── DATA ROWS

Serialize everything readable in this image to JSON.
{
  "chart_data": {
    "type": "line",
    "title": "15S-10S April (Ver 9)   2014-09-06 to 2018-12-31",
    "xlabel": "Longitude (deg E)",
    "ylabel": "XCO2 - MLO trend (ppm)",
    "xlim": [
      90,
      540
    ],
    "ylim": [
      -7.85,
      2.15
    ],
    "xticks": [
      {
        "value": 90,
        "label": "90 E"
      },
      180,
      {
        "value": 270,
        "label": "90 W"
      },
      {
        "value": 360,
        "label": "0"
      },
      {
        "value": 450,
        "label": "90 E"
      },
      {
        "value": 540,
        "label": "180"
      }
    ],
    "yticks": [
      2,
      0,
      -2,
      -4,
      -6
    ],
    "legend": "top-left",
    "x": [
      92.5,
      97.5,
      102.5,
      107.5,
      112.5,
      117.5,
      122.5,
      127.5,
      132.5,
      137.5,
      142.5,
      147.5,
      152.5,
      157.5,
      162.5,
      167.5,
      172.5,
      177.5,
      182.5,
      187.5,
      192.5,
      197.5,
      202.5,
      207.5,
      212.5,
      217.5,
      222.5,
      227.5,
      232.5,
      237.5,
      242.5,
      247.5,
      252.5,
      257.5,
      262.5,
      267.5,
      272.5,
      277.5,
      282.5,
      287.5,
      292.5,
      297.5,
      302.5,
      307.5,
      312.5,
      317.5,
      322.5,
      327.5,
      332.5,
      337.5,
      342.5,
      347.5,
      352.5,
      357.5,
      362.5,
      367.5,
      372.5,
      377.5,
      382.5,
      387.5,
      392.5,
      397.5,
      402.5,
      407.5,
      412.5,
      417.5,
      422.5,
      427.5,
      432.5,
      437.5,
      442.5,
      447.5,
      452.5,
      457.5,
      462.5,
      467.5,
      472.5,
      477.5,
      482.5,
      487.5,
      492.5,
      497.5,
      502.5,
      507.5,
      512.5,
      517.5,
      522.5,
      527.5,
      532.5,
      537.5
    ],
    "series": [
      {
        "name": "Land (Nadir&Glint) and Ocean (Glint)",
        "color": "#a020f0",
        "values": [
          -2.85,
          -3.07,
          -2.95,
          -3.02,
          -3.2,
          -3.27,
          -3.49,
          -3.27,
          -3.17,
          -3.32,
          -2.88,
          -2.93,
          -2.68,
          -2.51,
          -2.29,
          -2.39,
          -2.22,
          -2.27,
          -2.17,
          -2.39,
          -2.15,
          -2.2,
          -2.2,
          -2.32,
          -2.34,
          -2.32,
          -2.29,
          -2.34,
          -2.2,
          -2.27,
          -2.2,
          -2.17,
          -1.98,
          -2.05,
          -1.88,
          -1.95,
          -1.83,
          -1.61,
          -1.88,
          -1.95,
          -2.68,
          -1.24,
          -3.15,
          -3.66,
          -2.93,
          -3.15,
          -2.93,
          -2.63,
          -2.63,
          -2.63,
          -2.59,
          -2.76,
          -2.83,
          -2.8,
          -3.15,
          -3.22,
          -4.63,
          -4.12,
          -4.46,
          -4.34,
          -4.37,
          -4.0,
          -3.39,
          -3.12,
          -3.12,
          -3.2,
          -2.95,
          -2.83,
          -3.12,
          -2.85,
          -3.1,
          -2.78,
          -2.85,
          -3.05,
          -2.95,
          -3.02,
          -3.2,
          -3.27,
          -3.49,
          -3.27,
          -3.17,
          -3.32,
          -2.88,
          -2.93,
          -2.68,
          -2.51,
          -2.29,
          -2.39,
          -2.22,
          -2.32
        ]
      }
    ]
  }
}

────

PROBLEM STATEMENT: Reproduce the full listing word for word.

EXPECTED ANSWER:
Serialize everything readable in this image to JSON.
{
  "chart_data": {
    "type": "line",
    "title": "15S-10S April (Ver 9)   2014-09-06 to 2018-12-31",
    "xlabel": "Longitude (deg E)",
    "ylabel": "XCO2 - MLO trend (ppm)",
    "xlim": [
      90,
      540
    ],
    "ylim": [
      -7.85,
      2.15
    ],
    "xticks": [
      {
        "value": 90,
        "label": "90 E"
      },
      180,
      {
        "value": 270,
        "label": "90 W"
      },
      {
        "value": 360,
        "label": "0"
      },
      {
        "value": 450,
        "label": "90 E"
      },
      {
        "value": 540,
        "label": "180"
      }
    ],
    "yticks": [
      2,
      0,
      -2,
      -4,
      -6
    ],
    "legend": "top-left",
    "x": [
      92.5,
      97.5,
      102.5,
      107.5,
      112.5,
      117.5,
      122.5,
      127.5,
      132.5,
      137.5,
      142.5,
      147.5,
      152.5,
      157.5,
      162.5,
      167.5,
      172.5,
      177.5,
      182.5,
      187.5,
      192.5,
      197.5,
      202.5,
      207.5,
      212.5,
      217.5,
      222.5,
      227.5,
      232.5,
      237.5,
      242.5,
      247.5,
      252.5,
      257.5,
      262.5,
      267.5,
      272.5,
      277.5,
      282.5,
      287.5,
      292.5,
      297.5,
      302.5,
      307.5,
      312.5,
      317.5,
      322.5,
      327.5,
      332.5,
      337.5,
      342.5,
      347.5,
      352.5,
      357.5,
      362.5,
      367.5,
      372.5,
      377.5,
      382.5,
      387.5,
      392.5,
      397.5,
      402.5,
      407.5,
      412.5,
      417.5,
      422.5,
      427.5,
      432.5,
      437.5,
      442.5,
      447.5,
      452.5,
      457.5,
      462.5,
      467.5,
      472.5,
      477.5,
      482.5,
      487.5,
      492.5,
      497.5,
      502.5,
      507.5,
      512.5,
      517.5,
      522.5,
      527.5,
      532.5,
      537.5
    ],
    "series": [
      {
        "name": "Land (Nadir&Glint) and Ocean (Glint)",
        "color": "#a020f0",
        "values": [
          -2.85,
          -3.07,
          -2.95,
          -3.02,
          -3.2,
          -3.27,
          -3.49,
          -3.27,
          -3.17,
          -3.32,
          -2.88,
          -2.93,
          -2.68,
          -2.51,
          -2.29,
          -2.39,
          -2.22,
          -2.27,
          -2.17,
          -2.39,
          -2.15,
          -2.2,
          -2.2,
          -2.32,
          -2.34,
          -2.32,
          -2.29,
          -2.34,
          -2.2,
          -2.27,
          -2.2,
          -2.17,
          -1.98,
          -2.05,
          -1.88,
          -1.95,
          -1.83,
          -1.61,
          -1.88,
          -1.95,
          -2.68,
          -1.24,
          -3.15,
          -3.66,
          -2.93,
          -3.15,
          -2.93,
          -2.63,
          -2.63,
          -2.63,
          -2.59,
          -2.76,
          -2.83,
          -2.8,
          -3.15,
          -3.22,
          -4.63,
          -4.12,
          -4.46,
          -4.34,
          -4.37,
          -4.0,
          -3.39,
          -3.12,
          -3.12,
          -3.2,
          -2.95,
          -2.83,
          -3.12,
          -2.85,
          -3.1,
          -2.78,
          -2.85,
          -3.05,
          -2.95,
          -3.02,
          -3.2,
          -3.27,
          -3.49,
          -3.27,
          -3.17,
          -3.32,
          -2.88,
          -2.93,
          -2.68,
          -2.51,
          -2.29,
          -2.39,
          -2.22,
          -2.32
        ]
      }
    ]
  }
}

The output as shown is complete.